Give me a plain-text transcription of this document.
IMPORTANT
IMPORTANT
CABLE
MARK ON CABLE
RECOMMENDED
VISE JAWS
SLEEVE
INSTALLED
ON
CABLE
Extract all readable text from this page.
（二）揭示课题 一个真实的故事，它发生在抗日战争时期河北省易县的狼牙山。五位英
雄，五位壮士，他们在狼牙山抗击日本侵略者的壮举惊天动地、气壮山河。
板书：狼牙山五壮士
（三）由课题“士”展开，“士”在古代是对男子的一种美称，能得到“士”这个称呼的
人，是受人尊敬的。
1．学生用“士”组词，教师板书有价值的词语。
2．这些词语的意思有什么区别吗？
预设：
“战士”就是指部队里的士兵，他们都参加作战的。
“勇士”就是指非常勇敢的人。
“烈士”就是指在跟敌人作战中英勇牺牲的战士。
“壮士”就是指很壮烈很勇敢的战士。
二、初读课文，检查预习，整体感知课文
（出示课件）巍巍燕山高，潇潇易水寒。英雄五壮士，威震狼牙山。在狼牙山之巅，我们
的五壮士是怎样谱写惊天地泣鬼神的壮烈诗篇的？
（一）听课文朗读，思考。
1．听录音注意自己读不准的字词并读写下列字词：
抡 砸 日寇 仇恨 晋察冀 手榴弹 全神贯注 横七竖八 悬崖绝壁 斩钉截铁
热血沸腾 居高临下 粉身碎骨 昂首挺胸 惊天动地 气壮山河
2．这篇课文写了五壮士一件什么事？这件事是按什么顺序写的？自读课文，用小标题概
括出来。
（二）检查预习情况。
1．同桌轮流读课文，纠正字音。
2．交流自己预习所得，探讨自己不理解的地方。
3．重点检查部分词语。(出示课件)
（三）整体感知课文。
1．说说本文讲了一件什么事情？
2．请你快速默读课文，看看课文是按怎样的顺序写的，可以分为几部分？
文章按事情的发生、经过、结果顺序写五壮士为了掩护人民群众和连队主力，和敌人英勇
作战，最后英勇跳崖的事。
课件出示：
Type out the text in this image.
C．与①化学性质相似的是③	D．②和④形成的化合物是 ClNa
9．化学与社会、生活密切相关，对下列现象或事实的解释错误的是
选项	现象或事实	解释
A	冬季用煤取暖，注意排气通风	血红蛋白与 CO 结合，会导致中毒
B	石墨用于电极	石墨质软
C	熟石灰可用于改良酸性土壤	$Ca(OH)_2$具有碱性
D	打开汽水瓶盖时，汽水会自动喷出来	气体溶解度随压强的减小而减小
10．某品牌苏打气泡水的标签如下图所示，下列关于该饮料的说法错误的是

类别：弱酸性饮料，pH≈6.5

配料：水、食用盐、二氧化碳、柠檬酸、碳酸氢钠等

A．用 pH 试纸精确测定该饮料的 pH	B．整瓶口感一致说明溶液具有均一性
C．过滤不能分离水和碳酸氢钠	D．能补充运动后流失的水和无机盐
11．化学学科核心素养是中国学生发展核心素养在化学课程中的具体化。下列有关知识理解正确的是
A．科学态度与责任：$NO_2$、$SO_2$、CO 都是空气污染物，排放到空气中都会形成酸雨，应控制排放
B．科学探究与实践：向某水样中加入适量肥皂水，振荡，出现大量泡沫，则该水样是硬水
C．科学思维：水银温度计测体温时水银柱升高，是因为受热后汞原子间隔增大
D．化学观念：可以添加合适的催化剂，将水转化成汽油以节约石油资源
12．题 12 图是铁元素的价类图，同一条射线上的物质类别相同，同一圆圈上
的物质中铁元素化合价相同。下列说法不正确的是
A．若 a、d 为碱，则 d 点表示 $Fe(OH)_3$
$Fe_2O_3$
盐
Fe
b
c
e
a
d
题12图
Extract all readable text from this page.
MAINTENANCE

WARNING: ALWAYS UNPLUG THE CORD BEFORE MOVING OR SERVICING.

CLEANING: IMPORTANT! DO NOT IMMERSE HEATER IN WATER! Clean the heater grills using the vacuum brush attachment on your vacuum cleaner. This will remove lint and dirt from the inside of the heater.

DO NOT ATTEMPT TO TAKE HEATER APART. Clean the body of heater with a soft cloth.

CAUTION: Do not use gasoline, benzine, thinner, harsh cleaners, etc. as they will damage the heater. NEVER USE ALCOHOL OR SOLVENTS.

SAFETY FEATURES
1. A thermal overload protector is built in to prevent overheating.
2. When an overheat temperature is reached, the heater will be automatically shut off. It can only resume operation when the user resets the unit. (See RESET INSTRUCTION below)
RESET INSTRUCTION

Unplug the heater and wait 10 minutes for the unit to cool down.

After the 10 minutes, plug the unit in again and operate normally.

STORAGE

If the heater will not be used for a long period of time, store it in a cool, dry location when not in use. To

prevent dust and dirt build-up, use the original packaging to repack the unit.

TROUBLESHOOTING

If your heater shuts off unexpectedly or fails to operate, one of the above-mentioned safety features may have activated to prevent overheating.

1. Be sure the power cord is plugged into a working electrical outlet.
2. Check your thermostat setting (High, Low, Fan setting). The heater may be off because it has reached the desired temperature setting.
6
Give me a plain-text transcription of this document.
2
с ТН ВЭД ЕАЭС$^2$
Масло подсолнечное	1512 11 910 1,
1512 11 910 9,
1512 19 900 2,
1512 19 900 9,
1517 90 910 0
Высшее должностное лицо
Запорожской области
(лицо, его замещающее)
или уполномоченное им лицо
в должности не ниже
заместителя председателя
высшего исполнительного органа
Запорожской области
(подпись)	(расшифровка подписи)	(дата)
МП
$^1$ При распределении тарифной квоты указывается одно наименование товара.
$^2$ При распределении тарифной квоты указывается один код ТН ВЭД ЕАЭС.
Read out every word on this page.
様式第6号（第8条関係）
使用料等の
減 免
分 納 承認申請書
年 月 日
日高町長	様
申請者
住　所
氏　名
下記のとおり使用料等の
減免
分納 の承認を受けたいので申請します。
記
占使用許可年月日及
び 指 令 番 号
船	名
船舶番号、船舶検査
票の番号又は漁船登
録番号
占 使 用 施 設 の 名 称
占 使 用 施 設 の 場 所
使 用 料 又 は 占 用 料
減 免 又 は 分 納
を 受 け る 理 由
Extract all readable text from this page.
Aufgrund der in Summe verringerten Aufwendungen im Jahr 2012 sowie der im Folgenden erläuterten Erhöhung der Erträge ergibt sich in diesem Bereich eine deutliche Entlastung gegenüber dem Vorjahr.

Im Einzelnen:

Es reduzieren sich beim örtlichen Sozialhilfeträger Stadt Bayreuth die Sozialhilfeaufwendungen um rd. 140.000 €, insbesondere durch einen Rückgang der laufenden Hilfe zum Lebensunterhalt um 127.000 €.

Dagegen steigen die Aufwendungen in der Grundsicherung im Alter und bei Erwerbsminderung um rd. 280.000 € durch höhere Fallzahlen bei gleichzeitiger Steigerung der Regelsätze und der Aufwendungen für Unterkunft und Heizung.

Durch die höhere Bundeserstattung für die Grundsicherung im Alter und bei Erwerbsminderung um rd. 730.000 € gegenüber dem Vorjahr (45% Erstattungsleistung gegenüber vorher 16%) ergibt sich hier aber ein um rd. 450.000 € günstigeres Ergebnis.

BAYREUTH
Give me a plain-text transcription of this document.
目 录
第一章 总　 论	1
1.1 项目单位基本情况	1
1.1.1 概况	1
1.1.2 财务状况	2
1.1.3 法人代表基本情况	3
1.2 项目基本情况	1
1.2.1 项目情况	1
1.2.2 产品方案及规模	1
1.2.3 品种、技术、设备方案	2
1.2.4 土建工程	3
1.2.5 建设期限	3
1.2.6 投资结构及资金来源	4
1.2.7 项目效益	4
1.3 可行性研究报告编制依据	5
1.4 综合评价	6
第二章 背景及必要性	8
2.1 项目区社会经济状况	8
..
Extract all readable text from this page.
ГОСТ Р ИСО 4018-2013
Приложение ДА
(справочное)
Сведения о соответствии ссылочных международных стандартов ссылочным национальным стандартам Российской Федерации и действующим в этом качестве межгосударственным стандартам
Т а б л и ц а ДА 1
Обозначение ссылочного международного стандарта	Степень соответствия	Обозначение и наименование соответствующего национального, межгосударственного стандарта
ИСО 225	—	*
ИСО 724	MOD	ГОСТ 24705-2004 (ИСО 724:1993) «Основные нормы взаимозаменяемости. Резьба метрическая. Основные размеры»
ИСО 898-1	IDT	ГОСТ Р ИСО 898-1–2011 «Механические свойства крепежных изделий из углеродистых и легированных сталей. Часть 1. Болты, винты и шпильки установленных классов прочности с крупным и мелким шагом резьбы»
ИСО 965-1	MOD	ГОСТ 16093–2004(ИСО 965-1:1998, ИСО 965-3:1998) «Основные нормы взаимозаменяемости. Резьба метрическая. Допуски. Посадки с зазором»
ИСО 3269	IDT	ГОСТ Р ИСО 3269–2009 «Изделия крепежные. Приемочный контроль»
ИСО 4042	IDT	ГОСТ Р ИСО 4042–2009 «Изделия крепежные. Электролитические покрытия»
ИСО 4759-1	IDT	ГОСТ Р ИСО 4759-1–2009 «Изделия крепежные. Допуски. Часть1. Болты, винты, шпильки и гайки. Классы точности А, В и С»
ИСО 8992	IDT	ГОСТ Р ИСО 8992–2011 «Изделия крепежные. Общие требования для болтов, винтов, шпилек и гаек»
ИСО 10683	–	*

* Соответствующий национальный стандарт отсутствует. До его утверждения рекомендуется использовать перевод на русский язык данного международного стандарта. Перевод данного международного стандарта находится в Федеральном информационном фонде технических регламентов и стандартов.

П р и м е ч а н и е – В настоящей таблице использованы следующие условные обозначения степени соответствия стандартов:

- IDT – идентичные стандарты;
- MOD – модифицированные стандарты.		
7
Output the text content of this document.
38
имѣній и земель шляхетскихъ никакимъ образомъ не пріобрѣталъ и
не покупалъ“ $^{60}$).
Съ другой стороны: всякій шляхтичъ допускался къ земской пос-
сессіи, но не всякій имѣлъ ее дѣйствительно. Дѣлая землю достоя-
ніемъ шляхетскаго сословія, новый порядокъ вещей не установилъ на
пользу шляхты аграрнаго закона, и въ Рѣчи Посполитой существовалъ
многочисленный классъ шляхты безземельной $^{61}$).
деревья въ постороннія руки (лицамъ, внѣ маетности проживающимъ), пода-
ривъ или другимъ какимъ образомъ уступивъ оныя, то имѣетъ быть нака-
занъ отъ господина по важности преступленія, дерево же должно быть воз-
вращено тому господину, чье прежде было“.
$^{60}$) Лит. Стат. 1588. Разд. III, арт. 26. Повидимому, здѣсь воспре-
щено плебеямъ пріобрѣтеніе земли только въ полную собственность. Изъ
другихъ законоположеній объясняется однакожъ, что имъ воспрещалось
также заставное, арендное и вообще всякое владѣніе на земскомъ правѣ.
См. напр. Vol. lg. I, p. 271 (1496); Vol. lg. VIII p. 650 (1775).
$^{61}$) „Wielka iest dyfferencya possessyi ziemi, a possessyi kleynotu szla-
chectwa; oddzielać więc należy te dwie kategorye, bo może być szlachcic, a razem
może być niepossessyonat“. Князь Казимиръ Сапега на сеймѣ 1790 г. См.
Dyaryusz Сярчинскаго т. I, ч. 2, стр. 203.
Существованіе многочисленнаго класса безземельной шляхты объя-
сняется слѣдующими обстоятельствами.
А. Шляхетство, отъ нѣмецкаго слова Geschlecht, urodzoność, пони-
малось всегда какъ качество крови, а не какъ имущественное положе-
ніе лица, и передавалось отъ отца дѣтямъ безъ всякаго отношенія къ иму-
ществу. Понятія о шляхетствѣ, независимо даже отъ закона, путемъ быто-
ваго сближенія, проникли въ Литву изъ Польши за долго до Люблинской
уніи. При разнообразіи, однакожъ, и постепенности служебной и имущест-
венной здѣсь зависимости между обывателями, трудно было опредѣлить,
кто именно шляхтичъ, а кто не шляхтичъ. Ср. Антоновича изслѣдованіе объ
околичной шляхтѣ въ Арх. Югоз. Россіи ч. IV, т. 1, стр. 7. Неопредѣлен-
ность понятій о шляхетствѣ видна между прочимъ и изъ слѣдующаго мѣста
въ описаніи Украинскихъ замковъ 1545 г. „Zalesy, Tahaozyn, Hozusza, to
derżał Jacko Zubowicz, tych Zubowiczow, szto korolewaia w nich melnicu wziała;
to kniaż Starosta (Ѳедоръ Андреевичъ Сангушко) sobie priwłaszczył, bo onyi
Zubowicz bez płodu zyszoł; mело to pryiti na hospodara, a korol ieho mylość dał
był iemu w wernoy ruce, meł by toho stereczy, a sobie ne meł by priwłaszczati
-----
→ Exercise requirements
Pick out each line above that includes "квоты" and show it.

→ Reply to the task
$^1$ При распределении тарифной квоты указывается одно наименование товара.
$^2$ При распределении тарифной квоты указывается один код ТН ВЭД ЕАЭС.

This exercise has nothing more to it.